*Request*:
Extract the lines of the listing from the line containing "project-address: 地址：中国·山西 bbox=[1147, 700, 1247, 717]" up to and including the line containing "nav-item-subtitle: SHOW ROOM", reproducing each one character for character.

*Material provided*:

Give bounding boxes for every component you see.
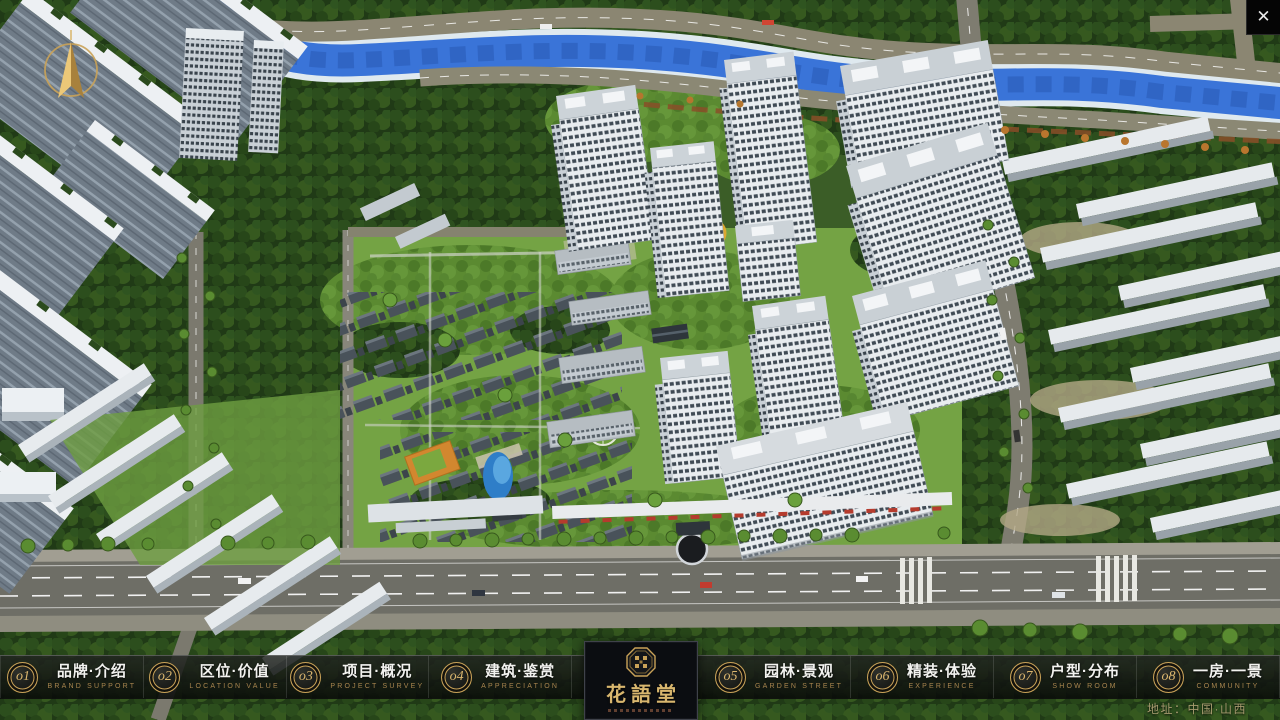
project-address: 地址：中国·山西 bbox=[1147, 700, 1247, 717]
nav-number-badge: o2 bbox=[149, 662, 180, 693]
nav-number-badge: o8 bbox=[1153, 662, 1184, 693]
nav-item-unit-distribution[interactable]: o7 户型·分布 SHOW ROOM bbox=[994, 656, 1137, 698]
nav-item-architecture[interactable]: o4 建筑·鉴赏 APPRECIATION bbox=[429, 656, 572, 698]
nav-group-right: o5 园林·景观 GARDEN STREET o6 精装·体验 EXPERIEN… bbox=[708, 656, 1280, 698]
nav-number-badge: o1 bbox=[7, 662, 38, 693]
nav-item-garden-landscape[interactable]: o5 园林·景观 GARDEN STREET bbox=[708, 656, 851, 698]
nav-item-label: 户型·分布 bbox=[1050, 664, 1120, 680]
nav-item-subtitle: SHOW ROOM bbox=[1052, 683, 1117, 690]
nav-number-badge: o5 bbox=[715, 662, 746, 693]
nav-item-project-survey[interactable]: o3 项目·概况 PROJECT SURVEY bbox=[287, 656, 430, 698]
close-icon: ✕ bbox=[1256, 7, 1270, 27]
nav-number-badge: o6 bbox=[867, 662, 898, 693]
nav-item-label: 精装·体验 bbox=[907, 664, 977, 680]
project-logo-panel: 花語堂 bbox=[584, 641, 698, 720]
nav-item-label: 区位·价值 bbox=[200, 664, 270, 680]
nav-item-location-value[interactable]: o2 区位·价值 LOCATION VALUE bbox=[144, 656, 287, 698]
nav-group-left: o1 品牌·介绍 BRAND SUPPORT o2 区位·价值 LOCATION… bbox=[0, 656, 572, 698]
presentation-window: ✕ o1 品牌·介绍 BRAND SUPPORT o2 区位·价值 LOCATI… bbox=[0, 0, 1280, 720]
nav-item-label: 品牌·介绍 bbox=[57, 664, 127, 680]
nav-item-subtitle: PROJECT SURVEY bbox=[330, 683, 424, 690]
nav-number-badge: o3 bbox=[290, 662, 321, 693]
nav-item-subtitle: EXPERIENCE bbox=[908, 683, 975, 690]
nav-item-label: 建筑·鉴赏 bbox=[485, 664, 555, 680]
nav-item-subtitle: GARDEN STREET bbox=[755, 683, 843, 690]
seal-icon bbox=[626, 647, 656, 677]
northwest-towers bbox=[179, 28, 284, 161]
nav-item-subtitle: APPRECIATION bbox=[481, 683, 559, 690]
nav-item-label: 园林·景观 bbox=[764, 664, 834, 680]
nav-item-subtitle: BRAND SUPPORT bbox=[47, 683, 136, 690]
nav-item-label: 一房·一景 bbox=[1193, 664, 1263, 680]
compass-icon bbox=[36, 28, 106, 108]
nav-item-one-room-one-view[interactable]: o8 一房·一景 COMMUNITY bbox=[1137, 656, 1280, 698]
nav-item-interior-experience[interactable]: o6 精装·体验 EXPERIENCE bbox=[851, 656, 994, 698]
nav-number-badge: o4 bbox=[441, 662, 472, 693]
tower bbox=[735, 220, 801, 302]
logo-tagline bbox=[608, 709, 674, 712]
nav-number-badge: o7 bbox=[1010, 662, 1041, 693]
nav-item-brand-intro[interactable]: o1 品牌·介绍 BRAND SUPPORT bbox=[0, 656, 144, 698]
nav-item-subtitle: COMMUNITY bbox=[1197, 683, 1260, 690]
nav-item-label: 项目·概况 bbox=[342, 664, 412, 680]
close-button[interactable]: ✕ bbox=[1246, 0, 1280, 35]
project-name: 花語堂 bbox=[601, 678, 681, 707]
nav-item-subtitle: LOCATION VALUE bbox=[189, 683, 279, 690]
aerial-site-render[interactable] bbox=[0, 0, 1280, 720]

*Result*:
project-address: 地址：中国·山西 bbox=[1147, 700, 1247, 717]
nav-number-badge: o2 bbox=[149, 662, 180, 693]
nav-number-badge: o8 bbox=[1153, 662, 1184, 693]
nav-item-unit-distribution[interactable]: o7 户型·分布 SHOW ROOM bbox=[994, 656, 1137, 698]
nav-item-architecture[interactable]: o4 建筑·鉴赏 APPRECIATION bbox=[429, 656, 572, 698]
nav-group-right: o5 园林·景观 GARDEN STREET o6 精装·体验 EXPERIEN… bbox=[708, 656, 1280, 698]
nav-number-badge: o1 bbox=[7, 662, 38, 693]
nav-item-garden-landscape[interactable]: o5 园林·景观 GARDEN STREET bbox=[708, 656, 851, 698]
nav-item-label: 户型·分布 bbox=[1050, 664, 1120, 680]
nav-item-subtitle: SHOW ROOM bbox=[1052, 683, 1117, 690]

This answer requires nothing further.